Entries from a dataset
--- BEGIN ---

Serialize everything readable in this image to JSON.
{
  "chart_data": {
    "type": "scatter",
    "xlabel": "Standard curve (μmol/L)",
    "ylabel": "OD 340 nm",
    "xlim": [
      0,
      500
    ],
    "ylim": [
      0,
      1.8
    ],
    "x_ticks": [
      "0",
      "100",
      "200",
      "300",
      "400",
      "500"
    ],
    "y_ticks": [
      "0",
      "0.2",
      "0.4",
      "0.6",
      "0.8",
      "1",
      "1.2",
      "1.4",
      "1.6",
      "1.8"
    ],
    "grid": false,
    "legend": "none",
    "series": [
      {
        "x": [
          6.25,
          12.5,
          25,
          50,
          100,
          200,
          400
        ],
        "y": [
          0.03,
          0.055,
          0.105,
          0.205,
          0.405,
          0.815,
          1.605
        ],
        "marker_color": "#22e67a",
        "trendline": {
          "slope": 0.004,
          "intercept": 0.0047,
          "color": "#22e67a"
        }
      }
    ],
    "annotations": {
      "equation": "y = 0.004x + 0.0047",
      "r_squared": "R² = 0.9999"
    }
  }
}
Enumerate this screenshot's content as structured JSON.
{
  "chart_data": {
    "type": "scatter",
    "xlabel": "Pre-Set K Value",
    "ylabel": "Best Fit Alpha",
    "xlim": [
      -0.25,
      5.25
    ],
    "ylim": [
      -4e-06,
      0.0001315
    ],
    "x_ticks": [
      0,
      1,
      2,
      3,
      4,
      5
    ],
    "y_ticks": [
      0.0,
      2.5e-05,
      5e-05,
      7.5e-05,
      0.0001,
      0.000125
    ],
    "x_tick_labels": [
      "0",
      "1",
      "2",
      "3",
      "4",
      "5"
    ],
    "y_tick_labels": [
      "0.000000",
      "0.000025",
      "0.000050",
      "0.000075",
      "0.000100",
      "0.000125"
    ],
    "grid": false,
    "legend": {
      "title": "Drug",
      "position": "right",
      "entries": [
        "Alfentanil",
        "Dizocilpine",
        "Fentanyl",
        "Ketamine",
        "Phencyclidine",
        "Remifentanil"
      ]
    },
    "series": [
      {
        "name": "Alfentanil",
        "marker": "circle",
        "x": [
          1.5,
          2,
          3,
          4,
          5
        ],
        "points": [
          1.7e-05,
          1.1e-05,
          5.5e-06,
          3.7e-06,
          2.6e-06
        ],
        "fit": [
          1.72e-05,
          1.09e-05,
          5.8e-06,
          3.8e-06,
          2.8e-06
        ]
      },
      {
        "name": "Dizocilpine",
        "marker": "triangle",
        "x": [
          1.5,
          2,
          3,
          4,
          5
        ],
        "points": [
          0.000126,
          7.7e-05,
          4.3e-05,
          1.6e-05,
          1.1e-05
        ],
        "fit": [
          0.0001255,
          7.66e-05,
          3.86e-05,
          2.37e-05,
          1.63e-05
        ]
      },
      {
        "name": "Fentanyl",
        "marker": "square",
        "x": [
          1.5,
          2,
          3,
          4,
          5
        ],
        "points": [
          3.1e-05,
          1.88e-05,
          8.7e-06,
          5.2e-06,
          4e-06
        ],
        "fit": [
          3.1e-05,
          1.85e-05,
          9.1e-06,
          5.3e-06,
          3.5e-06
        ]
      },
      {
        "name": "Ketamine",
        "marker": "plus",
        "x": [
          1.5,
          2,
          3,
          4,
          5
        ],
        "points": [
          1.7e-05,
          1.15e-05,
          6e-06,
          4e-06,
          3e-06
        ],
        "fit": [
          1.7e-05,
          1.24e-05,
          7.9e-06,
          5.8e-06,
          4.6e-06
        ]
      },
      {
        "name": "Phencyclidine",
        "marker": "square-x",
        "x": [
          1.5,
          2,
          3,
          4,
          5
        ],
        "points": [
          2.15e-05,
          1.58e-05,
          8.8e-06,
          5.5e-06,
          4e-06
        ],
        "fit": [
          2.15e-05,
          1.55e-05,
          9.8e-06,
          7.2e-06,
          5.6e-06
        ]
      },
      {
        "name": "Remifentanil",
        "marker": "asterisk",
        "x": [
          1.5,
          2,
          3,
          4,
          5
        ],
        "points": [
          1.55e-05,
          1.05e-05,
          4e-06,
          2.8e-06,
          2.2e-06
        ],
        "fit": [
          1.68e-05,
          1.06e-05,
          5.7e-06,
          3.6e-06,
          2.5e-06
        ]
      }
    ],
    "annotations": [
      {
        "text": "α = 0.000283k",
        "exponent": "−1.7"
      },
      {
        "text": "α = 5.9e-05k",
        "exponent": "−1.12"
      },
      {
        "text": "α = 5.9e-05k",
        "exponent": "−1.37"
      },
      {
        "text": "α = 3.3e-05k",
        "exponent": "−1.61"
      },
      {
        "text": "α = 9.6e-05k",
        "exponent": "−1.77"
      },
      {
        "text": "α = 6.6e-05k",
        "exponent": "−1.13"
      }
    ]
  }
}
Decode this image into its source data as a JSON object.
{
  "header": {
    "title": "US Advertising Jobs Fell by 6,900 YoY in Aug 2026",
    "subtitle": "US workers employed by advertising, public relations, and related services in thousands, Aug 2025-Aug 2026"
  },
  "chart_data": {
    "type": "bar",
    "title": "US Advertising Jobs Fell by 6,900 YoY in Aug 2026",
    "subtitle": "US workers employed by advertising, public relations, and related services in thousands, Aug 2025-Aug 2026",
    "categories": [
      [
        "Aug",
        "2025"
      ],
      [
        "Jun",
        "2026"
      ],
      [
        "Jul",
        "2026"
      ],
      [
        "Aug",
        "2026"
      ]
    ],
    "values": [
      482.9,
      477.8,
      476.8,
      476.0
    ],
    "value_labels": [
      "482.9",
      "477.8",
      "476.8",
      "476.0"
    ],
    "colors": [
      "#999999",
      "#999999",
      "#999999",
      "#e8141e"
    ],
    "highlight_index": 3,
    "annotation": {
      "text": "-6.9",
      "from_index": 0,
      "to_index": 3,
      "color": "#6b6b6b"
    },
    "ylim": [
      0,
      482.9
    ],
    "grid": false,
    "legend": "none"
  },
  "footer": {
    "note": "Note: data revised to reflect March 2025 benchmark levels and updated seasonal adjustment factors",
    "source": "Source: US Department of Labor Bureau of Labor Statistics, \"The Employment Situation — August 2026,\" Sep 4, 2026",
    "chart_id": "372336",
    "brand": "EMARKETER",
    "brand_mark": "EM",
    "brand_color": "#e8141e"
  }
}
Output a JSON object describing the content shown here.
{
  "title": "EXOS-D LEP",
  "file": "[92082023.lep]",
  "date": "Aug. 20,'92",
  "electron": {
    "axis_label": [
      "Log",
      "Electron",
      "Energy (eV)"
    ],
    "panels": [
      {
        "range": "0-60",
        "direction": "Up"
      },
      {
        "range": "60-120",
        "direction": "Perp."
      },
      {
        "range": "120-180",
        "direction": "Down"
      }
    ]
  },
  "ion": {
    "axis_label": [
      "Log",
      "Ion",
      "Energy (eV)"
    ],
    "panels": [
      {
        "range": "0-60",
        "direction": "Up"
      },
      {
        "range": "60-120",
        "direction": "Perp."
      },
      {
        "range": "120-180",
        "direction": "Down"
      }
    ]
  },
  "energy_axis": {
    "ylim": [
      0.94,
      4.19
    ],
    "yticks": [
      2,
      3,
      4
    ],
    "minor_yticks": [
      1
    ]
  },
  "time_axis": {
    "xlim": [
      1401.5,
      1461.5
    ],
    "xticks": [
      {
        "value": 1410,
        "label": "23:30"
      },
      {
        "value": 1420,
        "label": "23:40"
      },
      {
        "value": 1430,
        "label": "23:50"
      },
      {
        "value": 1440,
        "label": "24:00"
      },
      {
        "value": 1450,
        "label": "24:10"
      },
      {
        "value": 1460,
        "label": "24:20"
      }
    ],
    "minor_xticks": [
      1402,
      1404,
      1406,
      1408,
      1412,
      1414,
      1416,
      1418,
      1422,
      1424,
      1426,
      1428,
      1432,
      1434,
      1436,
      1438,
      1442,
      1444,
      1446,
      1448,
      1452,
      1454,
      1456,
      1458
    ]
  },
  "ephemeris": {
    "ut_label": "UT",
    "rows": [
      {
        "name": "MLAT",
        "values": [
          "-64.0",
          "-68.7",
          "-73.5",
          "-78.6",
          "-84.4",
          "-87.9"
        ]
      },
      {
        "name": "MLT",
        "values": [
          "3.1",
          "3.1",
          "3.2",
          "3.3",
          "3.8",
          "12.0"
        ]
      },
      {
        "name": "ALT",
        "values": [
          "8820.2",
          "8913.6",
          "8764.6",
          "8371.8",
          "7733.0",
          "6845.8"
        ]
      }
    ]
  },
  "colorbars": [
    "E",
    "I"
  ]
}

--- END ---

▸ **Direction**: Only the number is wanted: count the lines of the records that hold the word "related".

▸ **Solution**: 2